[Start Given text]

The alternative—splitting large payloads into multiple smaller messages—introduces ordering complexity and partial failure scenarios. If message 3 of 10 fails, should the consumer discard messages 1-2? Reassembly logic becomes error-prone, and the message broker now handles 10x the message volume for a single logical operation. The Claim Check pattern solves this by treating the message broker as a coordination layer, not a data transport layer, offloading payload storage to systems designed for large objects.

Solution Overview

The Claim Check pattern splits each message into two components: a lightweight reference token (the “claim check”) that flows through the message broker, and the actual payload stored in external object storage like S3, Azure Blob Storage, or Google Cloud Storage. The producer writes the payload to storage, generates a unique reference token (typically a storage URL or UUID), and publishes only the token through the message broker. The consumer receives the token, retrieves the payload from storage, processes it, and optionally deletes the stored object.

This approach leverages the strengths of each system. Message brokers excel at ordered delivery, pub-sub routing, and guaranteed delivery semantics—but not at storing gigabytes of data. Object storage systems provide cheap, durable storage for large blobs with high throughput for parallel reads—but lack message ordering or delivery guarantees. By combining both, you get reliable message delivery for coordination plus efficient storage for data.

[End Given text]
[Start Input rows]

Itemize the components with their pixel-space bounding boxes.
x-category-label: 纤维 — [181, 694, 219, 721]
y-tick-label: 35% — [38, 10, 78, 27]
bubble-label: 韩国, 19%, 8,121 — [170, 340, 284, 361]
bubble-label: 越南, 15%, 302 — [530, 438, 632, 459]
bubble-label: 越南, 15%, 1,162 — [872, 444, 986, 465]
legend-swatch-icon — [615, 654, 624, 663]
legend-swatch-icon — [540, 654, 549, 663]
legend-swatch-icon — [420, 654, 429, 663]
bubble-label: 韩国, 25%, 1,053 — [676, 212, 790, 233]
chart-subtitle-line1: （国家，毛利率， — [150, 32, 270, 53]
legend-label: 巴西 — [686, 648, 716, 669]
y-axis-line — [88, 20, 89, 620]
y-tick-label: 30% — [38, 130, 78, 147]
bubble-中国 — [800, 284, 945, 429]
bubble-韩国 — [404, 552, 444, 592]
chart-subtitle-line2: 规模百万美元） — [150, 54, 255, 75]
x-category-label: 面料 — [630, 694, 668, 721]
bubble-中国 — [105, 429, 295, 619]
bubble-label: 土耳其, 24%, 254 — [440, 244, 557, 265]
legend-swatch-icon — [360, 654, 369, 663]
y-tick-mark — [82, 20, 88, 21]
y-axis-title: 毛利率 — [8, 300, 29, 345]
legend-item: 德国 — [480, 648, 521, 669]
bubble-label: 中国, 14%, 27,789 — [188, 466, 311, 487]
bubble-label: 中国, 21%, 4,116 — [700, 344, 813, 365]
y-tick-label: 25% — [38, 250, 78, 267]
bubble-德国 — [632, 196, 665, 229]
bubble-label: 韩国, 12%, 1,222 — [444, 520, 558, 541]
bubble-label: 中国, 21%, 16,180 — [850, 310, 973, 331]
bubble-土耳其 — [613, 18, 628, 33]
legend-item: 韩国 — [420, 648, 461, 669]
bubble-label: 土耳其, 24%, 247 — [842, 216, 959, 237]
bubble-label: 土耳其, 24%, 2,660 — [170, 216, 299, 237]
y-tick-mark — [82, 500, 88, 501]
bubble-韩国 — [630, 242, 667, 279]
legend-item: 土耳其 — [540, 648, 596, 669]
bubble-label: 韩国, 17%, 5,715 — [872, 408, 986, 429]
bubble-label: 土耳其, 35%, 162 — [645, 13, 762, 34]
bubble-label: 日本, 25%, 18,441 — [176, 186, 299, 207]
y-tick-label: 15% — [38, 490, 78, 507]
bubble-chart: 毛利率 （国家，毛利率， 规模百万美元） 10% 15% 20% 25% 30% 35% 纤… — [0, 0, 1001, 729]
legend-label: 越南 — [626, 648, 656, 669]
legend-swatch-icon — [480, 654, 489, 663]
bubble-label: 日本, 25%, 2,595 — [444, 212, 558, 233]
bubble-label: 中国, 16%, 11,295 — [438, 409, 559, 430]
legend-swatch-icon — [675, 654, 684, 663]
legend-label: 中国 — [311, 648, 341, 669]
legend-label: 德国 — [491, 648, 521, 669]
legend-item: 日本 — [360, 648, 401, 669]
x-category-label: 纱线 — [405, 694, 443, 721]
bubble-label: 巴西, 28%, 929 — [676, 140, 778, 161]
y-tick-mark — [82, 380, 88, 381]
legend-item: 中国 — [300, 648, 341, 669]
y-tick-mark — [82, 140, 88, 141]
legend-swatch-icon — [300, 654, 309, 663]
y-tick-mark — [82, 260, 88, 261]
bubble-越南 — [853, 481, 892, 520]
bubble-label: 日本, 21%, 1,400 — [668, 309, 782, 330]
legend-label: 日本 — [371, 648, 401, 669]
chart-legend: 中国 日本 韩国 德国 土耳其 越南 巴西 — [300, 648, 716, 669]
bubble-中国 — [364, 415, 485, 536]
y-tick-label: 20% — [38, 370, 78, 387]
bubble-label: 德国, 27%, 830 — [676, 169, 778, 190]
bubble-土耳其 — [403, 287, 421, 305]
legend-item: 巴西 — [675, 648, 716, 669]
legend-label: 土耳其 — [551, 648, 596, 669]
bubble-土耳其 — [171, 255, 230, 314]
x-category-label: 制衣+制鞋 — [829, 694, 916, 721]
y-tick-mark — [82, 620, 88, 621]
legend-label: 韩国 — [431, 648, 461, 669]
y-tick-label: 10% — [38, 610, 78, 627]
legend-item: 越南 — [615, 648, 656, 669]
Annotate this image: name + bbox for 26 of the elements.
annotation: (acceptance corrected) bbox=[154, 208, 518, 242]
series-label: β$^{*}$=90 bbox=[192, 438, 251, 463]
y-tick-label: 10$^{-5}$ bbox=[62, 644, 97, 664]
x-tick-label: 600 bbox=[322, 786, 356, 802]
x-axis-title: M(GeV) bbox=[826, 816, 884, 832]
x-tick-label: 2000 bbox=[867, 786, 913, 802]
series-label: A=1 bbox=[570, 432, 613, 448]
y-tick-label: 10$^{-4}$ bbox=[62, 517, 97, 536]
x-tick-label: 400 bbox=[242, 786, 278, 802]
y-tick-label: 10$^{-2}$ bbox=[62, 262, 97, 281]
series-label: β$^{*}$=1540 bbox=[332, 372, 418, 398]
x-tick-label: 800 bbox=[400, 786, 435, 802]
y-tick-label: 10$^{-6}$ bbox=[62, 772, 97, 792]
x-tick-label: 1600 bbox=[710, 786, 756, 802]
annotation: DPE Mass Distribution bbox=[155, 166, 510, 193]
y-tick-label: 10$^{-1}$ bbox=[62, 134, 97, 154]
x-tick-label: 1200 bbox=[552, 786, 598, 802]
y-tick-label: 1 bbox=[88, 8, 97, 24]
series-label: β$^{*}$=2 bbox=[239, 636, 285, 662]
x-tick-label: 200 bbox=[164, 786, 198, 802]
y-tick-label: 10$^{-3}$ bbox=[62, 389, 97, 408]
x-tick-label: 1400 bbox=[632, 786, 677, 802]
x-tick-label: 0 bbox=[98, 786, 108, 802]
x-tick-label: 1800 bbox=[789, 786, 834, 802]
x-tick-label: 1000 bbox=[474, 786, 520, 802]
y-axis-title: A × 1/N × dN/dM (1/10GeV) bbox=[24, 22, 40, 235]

[End Input rows]

Work to complete:
1/ According to the Claim Check text, what does the producer publish through the message broker?
2/ In the stored data, rewrite the rows starting with the first row and going on through the line with "legend-swatch-icon — [420, 654, 429, 663]", both included, swapping "pixel-space" for "image-space" and leaving everything else unchanged.

Outputs by task:
1/ Only the unique reference token, typically a storage URL or UUID.

2/
Itemize the components with their image-space bounding boxes.
x-category-label: 纤维 — [181, 694, 219, 721]
y-tick-label: 35% — [38, 10, 78, 27]
bubble-label: 韩国, 19%, 8,121 — [170, 340, 284, 361]
bubble-label: 越南, 15%, 302 — [530, 438, 632, 459]
bubble-label: 越南, 15%, 1,162 — [872, 444, 986, 465]
legend-swatch-icon — [615, 654, 624, 663]
legend-swatch-icon — [540, 654, 549, 663]
legend-swatch-icon — [420, 654, 429, 663]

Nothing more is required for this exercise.